Stored rows:
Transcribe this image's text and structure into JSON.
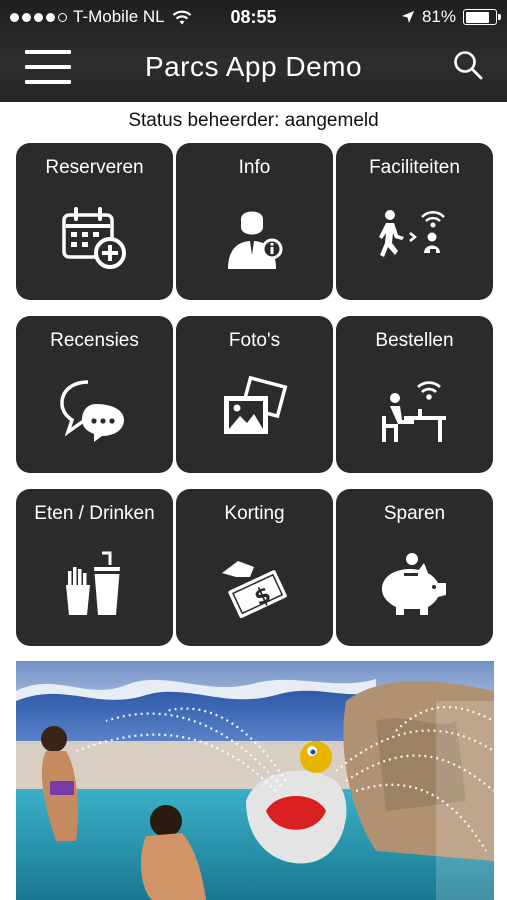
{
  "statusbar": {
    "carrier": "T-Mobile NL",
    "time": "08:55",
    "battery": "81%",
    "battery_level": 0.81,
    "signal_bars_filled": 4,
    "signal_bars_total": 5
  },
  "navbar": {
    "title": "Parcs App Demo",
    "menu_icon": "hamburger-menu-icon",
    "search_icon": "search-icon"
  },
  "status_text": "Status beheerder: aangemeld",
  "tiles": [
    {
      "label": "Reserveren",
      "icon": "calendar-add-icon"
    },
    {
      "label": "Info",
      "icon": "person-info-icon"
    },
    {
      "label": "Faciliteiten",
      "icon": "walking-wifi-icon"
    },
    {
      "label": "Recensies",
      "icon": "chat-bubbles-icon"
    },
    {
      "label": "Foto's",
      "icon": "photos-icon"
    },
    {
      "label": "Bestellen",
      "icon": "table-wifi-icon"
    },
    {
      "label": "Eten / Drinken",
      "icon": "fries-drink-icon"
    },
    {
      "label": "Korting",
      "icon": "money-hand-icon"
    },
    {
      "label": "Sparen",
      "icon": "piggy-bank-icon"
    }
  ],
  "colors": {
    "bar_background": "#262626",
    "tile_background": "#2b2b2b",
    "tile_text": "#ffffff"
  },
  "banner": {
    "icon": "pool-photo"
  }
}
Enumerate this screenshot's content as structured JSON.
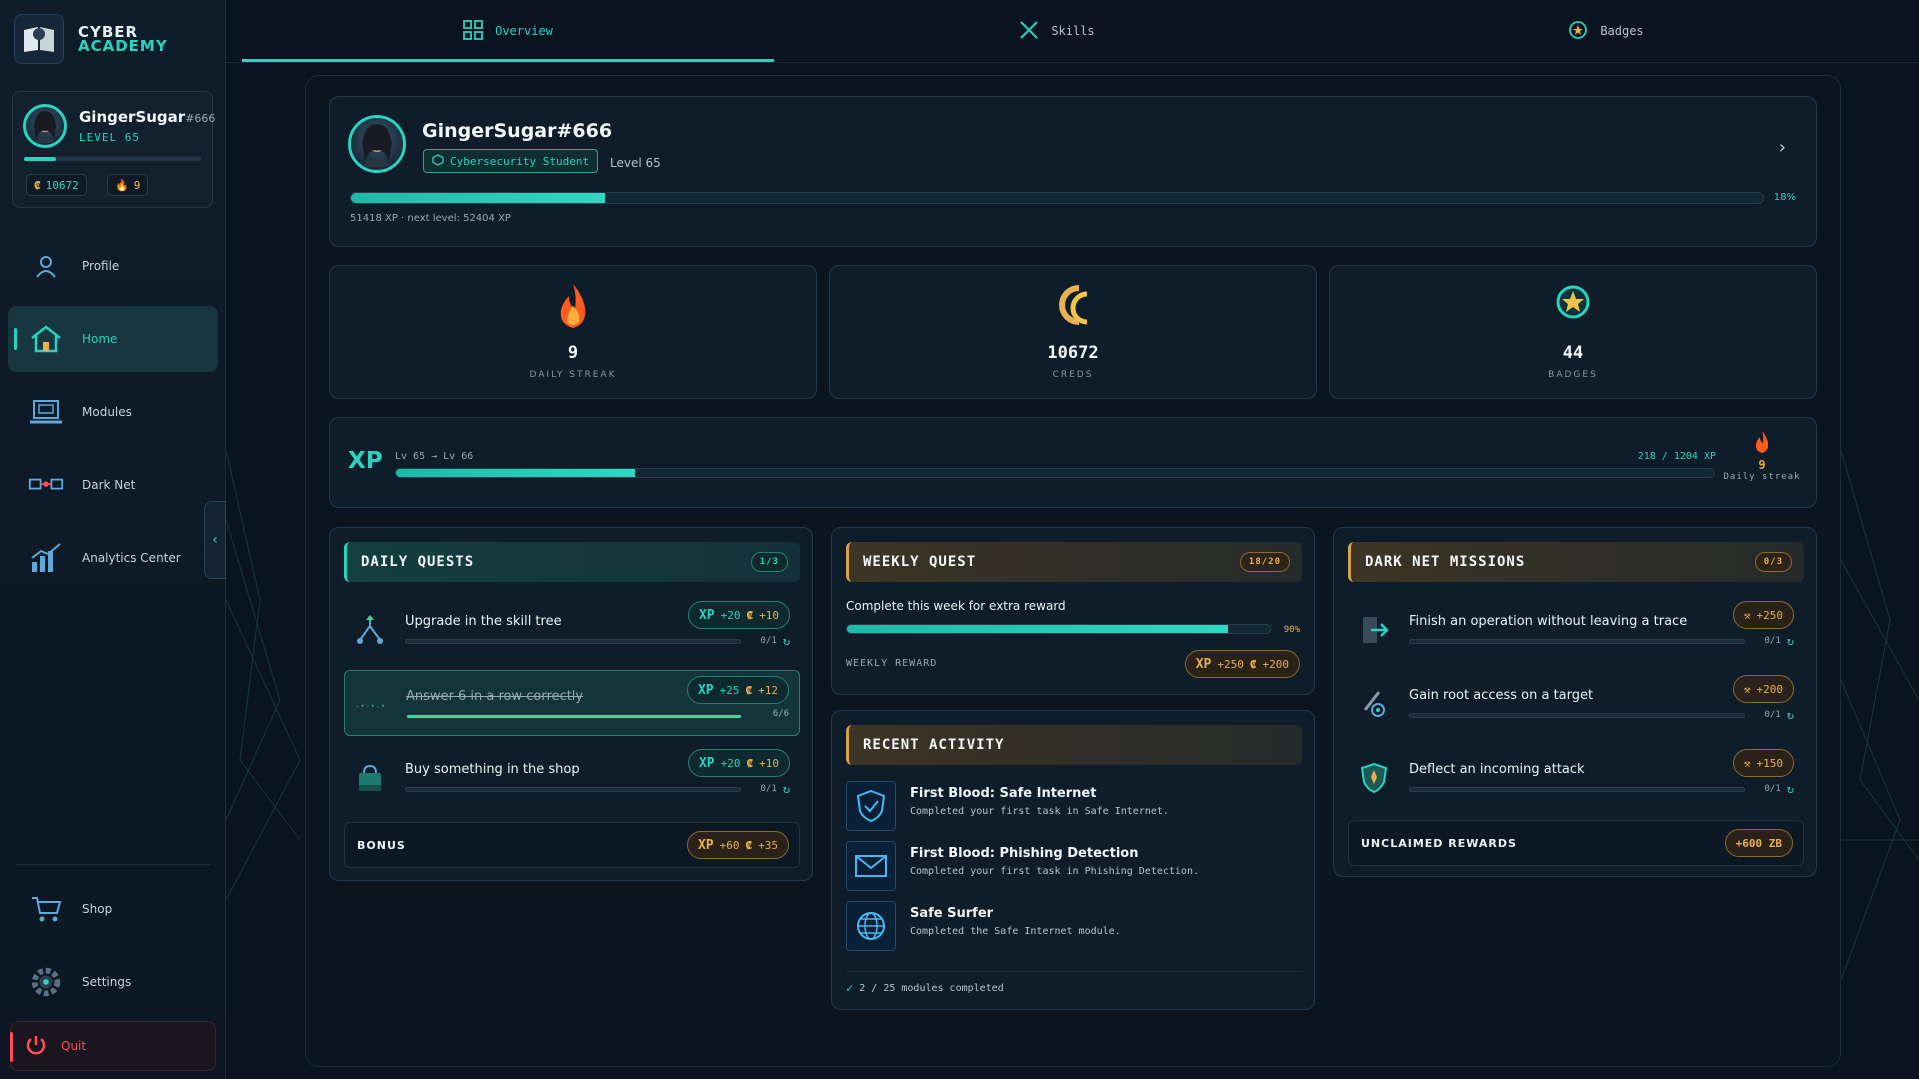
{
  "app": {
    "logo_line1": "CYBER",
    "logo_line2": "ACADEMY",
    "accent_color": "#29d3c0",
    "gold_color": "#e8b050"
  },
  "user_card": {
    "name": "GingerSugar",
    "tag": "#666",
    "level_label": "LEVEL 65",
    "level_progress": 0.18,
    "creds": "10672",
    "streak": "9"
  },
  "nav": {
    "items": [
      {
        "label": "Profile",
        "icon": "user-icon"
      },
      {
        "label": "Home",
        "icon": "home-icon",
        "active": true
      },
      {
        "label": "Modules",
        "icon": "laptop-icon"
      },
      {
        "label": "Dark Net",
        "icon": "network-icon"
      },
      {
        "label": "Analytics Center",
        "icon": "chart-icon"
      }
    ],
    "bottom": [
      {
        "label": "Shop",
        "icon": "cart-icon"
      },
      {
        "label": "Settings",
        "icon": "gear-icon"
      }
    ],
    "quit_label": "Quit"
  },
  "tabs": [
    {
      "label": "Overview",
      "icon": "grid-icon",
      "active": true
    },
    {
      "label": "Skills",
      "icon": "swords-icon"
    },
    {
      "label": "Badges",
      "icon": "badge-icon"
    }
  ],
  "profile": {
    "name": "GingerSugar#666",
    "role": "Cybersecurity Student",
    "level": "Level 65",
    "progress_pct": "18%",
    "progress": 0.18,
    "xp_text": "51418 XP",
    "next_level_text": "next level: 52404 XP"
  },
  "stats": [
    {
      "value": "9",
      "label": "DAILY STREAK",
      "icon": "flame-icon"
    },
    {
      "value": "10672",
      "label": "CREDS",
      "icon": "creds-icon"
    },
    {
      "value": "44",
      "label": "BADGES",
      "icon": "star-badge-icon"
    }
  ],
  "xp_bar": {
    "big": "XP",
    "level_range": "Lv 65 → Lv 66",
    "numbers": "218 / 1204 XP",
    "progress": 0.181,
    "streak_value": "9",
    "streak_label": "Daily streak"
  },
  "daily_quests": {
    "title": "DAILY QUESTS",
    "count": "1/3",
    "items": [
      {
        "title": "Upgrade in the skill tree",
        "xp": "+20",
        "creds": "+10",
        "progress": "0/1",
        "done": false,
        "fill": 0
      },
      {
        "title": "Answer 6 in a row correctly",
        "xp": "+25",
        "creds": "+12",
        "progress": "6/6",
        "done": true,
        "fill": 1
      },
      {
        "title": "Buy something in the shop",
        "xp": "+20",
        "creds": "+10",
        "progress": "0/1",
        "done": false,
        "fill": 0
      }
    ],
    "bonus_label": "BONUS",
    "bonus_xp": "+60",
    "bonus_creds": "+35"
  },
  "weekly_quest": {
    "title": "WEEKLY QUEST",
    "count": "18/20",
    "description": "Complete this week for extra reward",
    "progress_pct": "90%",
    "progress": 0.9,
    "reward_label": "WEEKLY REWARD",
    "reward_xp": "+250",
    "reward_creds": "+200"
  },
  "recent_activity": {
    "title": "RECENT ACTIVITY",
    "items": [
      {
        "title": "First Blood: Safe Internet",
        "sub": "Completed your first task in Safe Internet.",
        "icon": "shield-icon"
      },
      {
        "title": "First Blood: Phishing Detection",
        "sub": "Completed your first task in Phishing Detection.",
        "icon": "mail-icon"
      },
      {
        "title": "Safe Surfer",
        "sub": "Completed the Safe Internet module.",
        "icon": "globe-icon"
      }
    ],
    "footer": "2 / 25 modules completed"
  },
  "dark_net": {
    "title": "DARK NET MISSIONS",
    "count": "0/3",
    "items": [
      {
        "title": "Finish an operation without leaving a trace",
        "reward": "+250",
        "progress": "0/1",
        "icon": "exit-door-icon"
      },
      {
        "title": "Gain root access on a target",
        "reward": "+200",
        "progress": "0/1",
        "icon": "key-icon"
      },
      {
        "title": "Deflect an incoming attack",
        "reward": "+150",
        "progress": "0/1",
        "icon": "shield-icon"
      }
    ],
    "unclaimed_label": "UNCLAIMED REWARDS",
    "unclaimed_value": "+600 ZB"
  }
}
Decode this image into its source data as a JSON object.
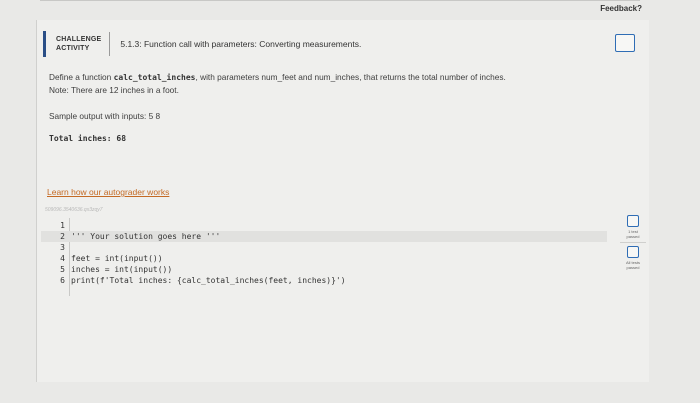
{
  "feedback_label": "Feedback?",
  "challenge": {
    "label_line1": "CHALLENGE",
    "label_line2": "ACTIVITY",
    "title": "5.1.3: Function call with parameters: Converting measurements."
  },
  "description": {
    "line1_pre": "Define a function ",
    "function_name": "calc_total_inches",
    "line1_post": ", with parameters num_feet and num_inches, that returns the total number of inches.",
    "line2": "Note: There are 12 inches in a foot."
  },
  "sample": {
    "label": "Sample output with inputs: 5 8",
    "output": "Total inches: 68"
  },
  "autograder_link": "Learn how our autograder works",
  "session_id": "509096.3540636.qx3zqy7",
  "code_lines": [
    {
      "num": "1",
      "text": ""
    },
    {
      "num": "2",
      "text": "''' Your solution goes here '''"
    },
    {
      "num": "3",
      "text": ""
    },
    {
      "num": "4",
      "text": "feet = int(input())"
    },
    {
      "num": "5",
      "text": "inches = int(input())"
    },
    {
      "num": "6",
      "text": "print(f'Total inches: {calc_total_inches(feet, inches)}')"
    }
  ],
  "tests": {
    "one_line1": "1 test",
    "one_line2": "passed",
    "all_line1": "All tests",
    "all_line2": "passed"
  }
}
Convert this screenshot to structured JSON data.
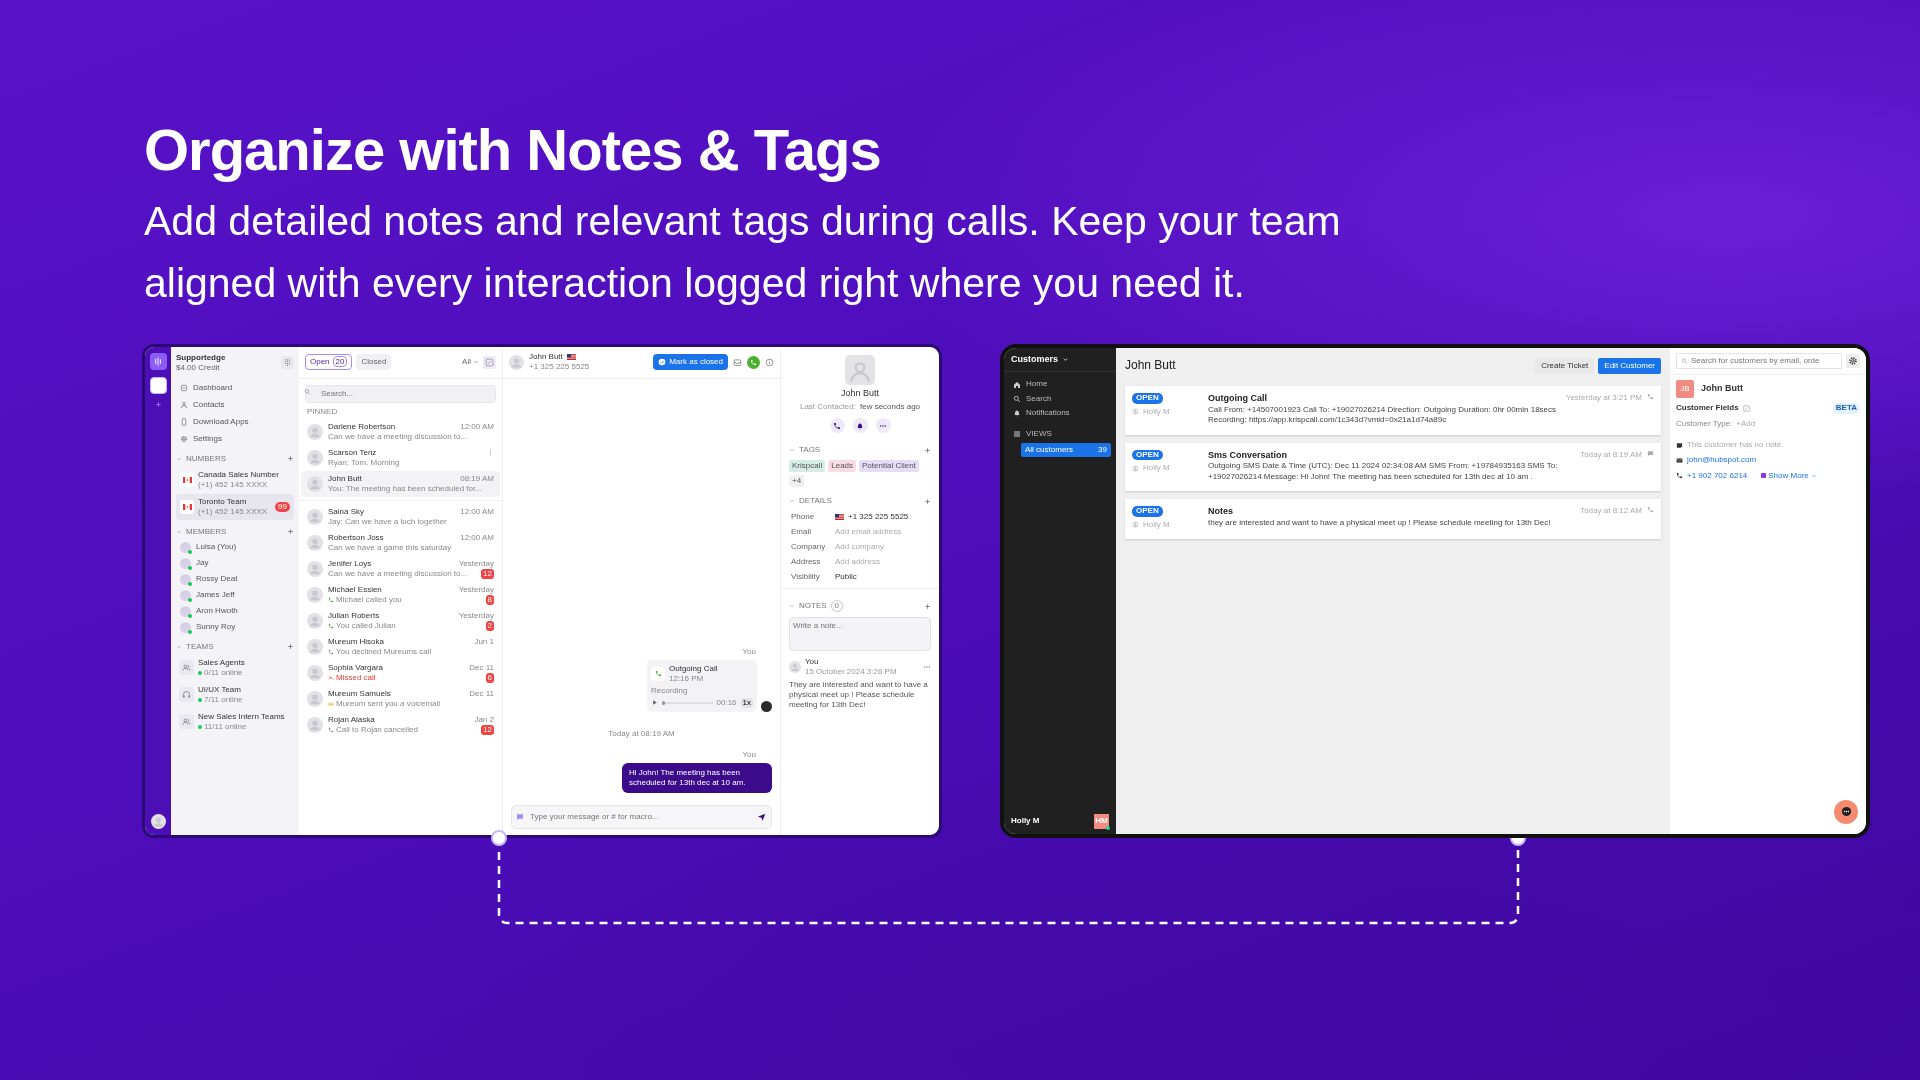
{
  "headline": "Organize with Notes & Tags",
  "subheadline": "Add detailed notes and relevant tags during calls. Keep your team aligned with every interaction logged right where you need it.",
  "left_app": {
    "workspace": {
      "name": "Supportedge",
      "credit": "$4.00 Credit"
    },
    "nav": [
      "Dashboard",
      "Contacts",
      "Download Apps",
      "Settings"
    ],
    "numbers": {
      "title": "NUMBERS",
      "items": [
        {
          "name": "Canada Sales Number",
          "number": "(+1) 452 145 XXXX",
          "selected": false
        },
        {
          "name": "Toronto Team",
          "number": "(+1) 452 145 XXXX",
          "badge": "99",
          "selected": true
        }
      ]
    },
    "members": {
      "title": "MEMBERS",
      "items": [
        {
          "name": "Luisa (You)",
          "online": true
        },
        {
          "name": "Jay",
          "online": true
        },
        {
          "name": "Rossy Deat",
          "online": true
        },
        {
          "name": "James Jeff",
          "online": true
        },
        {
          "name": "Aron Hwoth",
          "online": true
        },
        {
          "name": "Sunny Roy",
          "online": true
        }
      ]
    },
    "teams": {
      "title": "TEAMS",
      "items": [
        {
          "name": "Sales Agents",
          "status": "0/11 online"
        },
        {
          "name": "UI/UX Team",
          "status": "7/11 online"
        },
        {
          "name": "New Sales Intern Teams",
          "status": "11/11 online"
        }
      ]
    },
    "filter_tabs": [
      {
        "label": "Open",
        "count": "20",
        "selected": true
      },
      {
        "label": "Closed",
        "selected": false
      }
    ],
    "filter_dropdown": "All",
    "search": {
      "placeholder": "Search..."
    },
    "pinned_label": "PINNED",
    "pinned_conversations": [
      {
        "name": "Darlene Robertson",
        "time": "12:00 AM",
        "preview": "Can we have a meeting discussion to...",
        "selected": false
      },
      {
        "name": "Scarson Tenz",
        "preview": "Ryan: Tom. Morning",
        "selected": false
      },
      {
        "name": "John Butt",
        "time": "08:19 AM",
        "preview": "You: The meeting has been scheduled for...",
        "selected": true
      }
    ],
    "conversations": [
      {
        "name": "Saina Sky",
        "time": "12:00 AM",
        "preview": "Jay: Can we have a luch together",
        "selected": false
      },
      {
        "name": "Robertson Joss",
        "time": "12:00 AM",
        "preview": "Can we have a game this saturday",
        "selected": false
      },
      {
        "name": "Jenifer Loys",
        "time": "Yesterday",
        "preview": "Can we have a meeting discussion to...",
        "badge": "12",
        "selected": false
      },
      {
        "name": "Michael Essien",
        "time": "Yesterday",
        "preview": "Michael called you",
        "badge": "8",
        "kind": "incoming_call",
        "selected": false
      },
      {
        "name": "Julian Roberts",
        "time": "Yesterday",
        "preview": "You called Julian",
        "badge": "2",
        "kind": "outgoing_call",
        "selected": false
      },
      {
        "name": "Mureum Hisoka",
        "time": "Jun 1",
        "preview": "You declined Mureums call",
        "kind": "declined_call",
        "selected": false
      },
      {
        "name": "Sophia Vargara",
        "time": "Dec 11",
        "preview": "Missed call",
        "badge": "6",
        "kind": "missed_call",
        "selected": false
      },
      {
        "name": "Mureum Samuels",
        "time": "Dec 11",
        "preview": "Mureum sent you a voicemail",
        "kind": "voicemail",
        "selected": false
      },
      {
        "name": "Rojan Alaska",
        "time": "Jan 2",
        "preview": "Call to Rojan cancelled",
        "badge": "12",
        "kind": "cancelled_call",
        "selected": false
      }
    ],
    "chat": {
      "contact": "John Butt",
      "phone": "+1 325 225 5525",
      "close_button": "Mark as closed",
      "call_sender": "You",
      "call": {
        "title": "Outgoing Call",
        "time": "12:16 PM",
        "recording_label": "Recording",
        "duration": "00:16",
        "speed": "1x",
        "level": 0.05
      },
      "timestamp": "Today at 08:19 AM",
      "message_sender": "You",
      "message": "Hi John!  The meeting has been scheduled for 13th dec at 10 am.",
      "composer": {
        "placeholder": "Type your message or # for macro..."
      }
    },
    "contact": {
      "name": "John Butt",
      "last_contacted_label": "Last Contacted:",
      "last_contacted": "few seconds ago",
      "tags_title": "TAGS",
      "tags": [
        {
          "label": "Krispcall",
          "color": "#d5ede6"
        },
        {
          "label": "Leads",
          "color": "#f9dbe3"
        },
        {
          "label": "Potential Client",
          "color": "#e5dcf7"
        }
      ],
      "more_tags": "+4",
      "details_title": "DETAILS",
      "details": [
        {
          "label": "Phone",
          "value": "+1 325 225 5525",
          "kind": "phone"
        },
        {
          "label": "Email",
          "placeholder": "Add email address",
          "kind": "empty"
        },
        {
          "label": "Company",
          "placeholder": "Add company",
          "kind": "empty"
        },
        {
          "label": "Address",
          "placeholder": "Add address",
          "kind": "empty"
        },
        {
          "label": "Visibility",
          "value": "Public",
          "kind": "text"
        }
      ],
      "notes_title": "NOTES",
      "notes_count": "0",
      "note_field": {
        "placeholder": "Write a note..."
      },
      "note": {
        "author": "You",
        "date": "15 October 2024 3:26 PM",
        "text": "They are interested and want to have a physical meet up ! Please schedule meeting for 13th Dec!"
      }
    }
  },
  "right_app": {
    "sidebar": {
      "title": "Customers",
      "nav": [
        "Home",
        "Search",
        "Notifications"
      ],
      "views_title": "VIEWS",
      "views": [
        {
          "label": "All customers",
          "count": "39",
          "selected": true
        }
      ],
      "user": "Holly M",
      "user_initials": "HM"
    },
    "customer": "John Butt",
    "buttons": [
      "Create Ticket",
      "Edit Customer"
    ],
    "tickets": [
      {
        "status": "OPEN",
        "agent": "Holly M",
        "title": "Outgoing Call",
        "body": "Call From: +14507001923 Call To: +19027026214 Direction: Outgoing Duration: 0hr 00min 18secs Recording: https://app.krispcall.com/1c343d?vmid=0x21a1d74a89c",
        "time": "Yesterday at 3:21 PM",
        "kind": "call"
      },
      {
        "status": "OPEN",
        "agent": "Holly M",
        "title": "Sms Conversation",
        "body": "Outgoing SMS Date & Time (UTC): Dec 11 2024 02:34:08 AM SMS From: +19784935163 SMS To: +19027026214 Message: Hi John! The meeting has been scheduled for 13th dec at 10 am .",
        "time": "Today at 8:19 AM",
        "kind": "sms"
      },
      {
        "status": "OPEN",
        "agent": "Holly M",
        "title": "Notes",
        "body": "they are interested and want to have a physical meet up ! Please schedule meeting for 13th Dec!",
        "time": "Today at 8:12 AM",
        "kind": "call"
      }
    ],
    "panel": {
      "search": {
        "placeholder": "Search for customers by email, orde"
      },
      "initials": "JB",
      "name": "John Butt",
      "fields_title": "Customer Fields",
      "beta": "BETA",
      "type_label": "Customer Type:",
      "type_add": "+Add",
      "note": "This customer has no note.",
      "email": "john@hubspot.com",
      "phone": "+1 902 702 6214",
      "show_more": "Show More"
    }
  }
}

Written problem: Each line containing the word "wifi" counts once; say how many such lines there are, giving only the number.

Written response: 2